Take the entries below and reproduce them word for word.
**** LISTING
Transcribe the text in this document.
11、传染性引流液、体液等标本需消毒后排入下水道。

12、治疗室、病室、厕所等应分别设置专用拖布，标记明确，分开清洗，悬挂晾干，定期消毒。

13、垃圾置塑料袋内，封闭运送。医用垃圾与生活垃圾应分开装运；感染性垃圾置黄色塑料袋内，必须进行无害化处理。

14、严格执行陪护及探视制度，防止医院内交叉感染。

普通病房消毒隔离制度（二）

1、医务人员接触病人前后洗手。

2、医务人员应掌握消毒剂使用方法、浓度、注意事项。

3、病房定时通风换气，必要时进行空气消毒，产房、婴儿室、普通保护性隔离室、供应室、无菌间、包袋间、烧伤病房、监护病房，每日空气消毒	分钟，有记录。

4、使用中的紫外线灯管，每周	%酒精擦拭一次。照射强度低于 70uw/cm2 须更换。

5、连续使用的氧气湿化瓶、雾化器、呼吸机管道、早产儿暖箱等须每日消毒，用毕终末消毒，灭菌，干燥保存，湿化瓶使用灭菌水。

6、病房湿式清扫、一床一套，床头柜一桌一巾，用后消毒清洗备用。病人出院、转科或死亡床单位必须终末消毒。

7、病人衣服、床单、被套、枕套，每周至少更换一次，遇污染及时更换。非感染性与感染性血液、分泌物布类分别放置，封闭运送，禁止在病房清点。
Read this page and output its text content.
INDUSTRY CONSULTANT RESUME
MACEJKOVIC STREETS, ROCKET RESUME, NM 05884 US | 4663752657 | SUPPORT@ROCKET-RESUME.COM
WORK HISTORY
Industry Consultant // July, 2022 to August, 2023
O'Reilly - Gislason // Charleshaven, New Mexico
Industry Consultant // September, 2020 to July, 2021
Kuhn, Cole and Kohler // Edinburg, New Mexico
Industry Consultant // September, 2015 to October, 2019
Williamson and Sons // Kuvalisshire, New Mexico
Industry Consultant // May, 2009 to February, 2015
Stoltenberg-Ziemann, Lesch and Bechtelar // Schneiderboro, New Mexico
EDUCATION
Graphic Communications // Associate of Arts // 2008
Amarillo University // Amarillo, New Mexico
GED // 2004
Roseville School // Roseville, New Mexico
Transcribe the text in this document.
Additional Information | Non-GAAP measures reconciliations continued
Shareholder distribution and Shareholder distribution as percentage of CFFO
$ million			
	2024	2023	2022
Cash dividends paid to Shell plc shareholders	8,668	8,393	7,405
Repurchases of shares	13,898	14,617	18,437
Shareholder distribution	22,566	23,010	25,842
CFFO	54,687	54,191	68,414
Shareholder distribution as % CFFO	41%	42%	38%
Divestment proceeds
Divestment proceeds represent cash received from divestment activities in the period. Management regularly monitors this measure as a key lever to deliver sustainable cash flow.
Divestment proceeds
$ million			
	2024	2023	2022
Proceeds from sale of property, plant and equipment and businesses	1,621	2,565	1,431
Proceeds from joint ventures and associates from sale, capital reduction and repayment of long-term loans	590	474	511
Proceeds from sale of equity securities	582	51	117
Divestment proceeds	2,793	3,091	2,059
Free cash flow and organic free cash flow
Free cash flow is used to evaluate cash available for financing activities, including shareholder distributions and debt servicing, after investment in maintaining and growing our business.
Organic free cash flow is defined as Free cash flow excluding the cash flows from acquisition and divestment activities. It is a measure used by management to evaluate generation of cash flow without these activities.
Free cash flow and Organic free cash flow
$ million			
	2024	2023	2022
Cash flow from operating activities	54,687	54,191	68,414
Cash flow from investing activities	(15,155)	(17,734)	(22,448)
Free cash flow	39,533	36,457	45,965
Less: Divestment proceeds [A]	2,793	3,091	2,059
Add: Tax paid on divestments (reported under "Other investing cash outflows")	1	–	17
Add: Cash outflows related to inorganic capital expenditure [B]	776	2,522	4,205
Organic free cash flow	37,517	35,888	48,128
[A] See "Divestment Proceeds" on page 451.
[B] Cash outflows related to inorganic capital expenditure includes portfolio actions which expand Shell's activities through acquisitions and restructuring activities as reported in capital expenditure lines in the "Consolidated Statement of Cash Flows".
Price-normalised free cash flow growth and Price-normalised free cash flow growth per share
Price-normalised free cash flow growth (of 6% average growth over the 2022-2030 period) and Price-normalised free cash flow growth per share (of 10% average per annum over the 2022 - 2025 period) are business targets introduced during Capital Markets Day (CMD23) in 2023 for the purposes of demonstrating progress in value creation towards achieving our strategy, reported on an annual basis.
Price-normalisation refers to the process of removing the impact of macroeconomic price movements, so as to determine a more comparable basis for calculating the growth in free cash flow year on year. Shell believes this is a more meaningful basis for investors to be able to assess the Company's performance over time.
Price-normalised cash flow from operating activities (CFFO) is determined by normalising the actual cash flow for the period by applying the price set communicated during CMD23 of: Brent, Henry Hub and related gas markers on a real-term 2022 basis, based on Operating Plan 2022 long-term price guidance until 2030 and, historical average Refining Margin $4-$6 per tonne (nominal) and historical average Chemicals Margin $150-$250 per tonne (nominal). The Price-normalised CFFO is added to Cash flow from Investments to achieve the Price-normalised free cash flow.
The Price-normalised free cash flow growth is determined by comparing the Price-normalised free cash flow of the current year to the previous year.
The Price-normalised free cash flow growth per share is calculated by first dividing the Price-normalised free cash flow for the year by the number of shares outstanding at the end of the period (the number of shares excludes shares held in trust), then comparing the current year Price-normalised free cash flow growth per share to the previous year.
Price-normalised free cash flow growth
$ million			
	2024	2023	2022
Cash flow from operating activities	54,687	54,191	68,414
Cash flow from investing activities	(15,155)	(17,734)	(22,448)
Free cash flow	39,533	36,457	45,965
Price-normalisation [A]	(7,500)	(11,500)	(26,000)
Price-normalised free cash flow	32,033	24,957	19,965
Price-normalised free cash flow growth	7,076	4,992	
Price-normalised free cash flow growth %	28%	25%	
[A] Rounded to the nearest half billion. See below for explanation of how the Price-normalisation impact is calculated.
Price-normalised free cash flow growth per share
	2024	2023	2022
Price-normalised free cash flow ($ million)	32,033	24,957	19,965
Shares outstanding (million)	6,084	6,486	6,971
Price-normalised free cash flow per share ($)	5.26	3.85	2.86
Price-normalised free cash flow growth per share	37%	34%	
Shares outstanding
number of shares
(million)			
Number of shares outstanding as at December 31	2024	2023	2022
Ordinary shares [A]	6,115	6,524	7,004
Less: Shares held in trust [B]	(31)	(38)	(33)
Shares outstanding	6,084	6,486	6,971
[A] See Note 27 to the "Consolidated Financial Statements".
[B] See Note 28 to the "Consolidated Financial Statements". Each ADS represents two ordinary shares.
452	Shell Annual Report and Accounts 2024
********
COMPLETE RESPONSE:
Transcribe the text in this document.
11、传染性引流液、体液等标本需消毒后排入下水道。

12、治疗室、病室、厕所等应分别设置专用拖布，标记明确，分开清洗，悬挂晾干，定期消毒。

13、垃圾置塑料袋内，封闭运送。医用垃圾与生活垃圾应分开装运；感染性垃圾置黄色塑料袋内，必须进行无害化处理。

14、严格执行陪护及探视制度，防止医院内交叉感染。

普通病房消毒隔离制度（二）

1、医务人员接触病人前后洗手。

2、医务人员应掌握消毒剂使用方法、浓度、注意事项。

3、病房定时通风换气，必要时进行空气消毒，产房、婴儿室、普通保护性隔离室、供应室、无菌间、包袋间、烧伤病房、监护病房，每日空气消毒	分钟，有记录。

4、使用中的紫外线灯管，每周	%酒精擦拭一次。照射强度低于 70uw/cm2 须更换。

5、连续使用的氧气湿化瓶、雾化器、呼吸机管道、早产儿暖箱等须每日消毒，用毕终末消毒，灭菌，干燥保存，湿化瓶使用灭菌水。

6、病房湿式清扫、一床一套，床头柜一桌一巾，用后消毒清洗备用。病人出院、转科或死亡床单位必须终末消毒。

7、病人衣服、床单、被套、枕套，每周至少更换一次，遇污染及时更换。非感染性与感染性血液、分泌物布类分别放置，封闭运送，禁止在病房清点。
Read this page and output its text content.
INDUSTRY CONSULTANT RESUME
MACEJKOVIC STREETS, ROCKET RESUME, NM 05884 US | 4663752657 | SUPPORT@ROCKET-RESUME.COM
WORK HISTORY
Industry Consultant // July, 2022 to August, 2023
O'Reilly - Gislason // Charleshaven, New Mexico
Industry Consultant // September, 2020 to July, 2021
Kuhn, Cole and Kohler // Edinburg, New Mexico
Industry Consultant // September, 2015 to October, 2019
Williamson and Sons // Kuvalisshire, New Mexico
Industry Consultant // May, 2009 to February, 2015
Stoltenberg-Ziemann, Lesch and Bechtelar // Schneiderboro, New Mexico
EDUCATION
Graphic Communications // Associate of Arts // 2008
Amarillo University // Amarillo, New Mexico
GED // 2004
Roseville School // Roseville, New Mexico
Transcribe the text in this document.
Additional Information | Non-GAAP measures reconciliations continued
Shareholder distribution and Shareholder distribution as percentage of CFFO
$ million			
	2024	2023	2022
Cash dividends paid to Shell plc shareholders	8,668	8,393	7,405
Repurchases of shares	13,898	14,617	18,437
Shareholder distribution	22,566	23,010	25,842
CFFO	54,687	54,191	68,414
Shareholder distribution as % CFFO	41%	42%	38%
Divestment proceeds
Divestment proceeds represent cash received from divestment activities in the period. Management regularly monitors this measure as a key lever to deliver sustainable cash flow.
Divestment proceeds
$ million			
	2024	2023	2022
Proceeds from sale of property, plant and equipment and businesses	1,621	2,565	1,431
Proceeds from joint ventures and associates from sale, capital reduction and repayment of long-term loans	590	474	511
Proceeds from sale of equity securities	582	51	117
Divestment proceeds	2,793	3,091	2,059
Free cash flow and organic free cash flow
Free cash flow is used to evaluate cash available for financing activities, including shareholder distributions and debt servicing, after investment in maintaining and growing our business.
Organic free cash flow is defined as Free cash flow excluding the cash flows from acquisition and divestment activities. It is a measure used by management to evaluate generation of cash flow without these activities.
Free cash flow and Organic free cash flow
$ million			
	2024	2023	2022
Cash flow from operating activities	54,687	54,191	68,414
Cash flow from investing activities	(15,155)	(17,734)	(22,448)
Free cash flow	39,533	36,457	45,965
Less: Divestment proceeds [A]	2,793	3,091	2,059
Add: Tax paid on divestments (reported under "Other investing cash outflows")	1	–	17
Add: Cash outflows related to inorganic capital expenditure [B]	776	2,522	4,205
Organic free cash flow	37,517	35,888	48,128
[A] See "Divestment Proceeds" on page 451.
[B] Cash outflows related to inorganic capital expenditure includes portfolio actions which expand Shell's activities through acquisitions and restructuring activities as reported in capital expenditure lines in the "Consolidated Statement of Cash Flows".
Price-normalised free cash flow growth and Price-normalised free cash flow growth per share
Price-normalised free cash flow growth (of 6% average growth over the 2022-2030 period) and Price-normalised free cash flow growth per share (of 10% average per annum over the 2022 - 2025 period) are business targets introduced during Capital Markets Day (CMD23) in 2023 for the purposes of demonstrating progress in value creation towards achieving our strategy, reported on an annual basis.
Price-normalisation refers to the process of removing the impact of macroeconomic price movements, so as to determine a more comparable basis for calculating the growth in free cash flow year on year. Shell believes this is a more meaningful basis for investors to be able to assess the Company's performance over time.
Price-normalised cash flow from operating activities (CFFO) is determined by normalising the actual cash flow for the period by applying the price set communicated during CMD23 of: Brent, Henry Hub and related gas markers on a real-term 2022 basis, based on Operating Plan 2022 long-term price guidance until 2030 and, historical average Refining Margin $4-$6 per tonne (nominal) and historical average Chemicals Margin $150-$250 per tonne (nominal). The Price-normalised CFFO is added to Cash flow from Investments to achieve the Price-normalised free cash flow.
The Price-normalised free cash flow growth is determined by comparing the Price-normalised free cash flow of the current year to the previous year.
The Price-normalised free cash flow growth per share is calculated by first dividing the Price-normalised free cash flow for the year by the number of shares outstanding at the end of the period (the number of shares excludes shares held in trust), then comparing the current year Price-normalised free cash flow growth per share to the previous year.
Price-normalised free cash flow growth
$ million			
	2024	2023	2022
Cash flow from operating activities	54,687	54,191	68,414
Cash flow from investing activities	(15,155)	(17,734)	(22,448)
Free cash flow	39,533	36,457	45,965
Price-normalisation [A]	(7,500)	(11,500)	(26,000)
Price-normalised free cash flow	32,033	24,957	19,965
Price-normalised free cash flow growth	7,076	4,992	
Price-normalised free cash flow growth %	28%	25%	
[A] Rounded to the nearest half billion. See below for explanation of how the Price-normalisation impact is calculated.
Price-normalised free cash flow growth per share
	2024	2023	2022
Price-normalised free cash flow ($ million)	32,033	24,957	19,965
Shares outstanding (million)	6,084	6,486	6,971
Price-normalised free cash flow per share ($)	5.26	3.85	2.86
Price-normalised free cash flow growth per share	37%	34%	
Shares outstanding
number of shares
(million)			
Number of shares outstanding as at December 31	2024	2023	2022
Ordinary shares [A]	6,115	6,524	7,004
Less: Shares held in trust [B]	(31)	(38)	(33)
Shares outstanding	6,084	6,486	6,971
[A] See Note 27 to the "Consolidated Financial Statements".
[B] See Note 28 to the "Consolidated Financial Statements". Each ADS represents two ordinary shares.
452	Shell Annual Report and Accounts 2024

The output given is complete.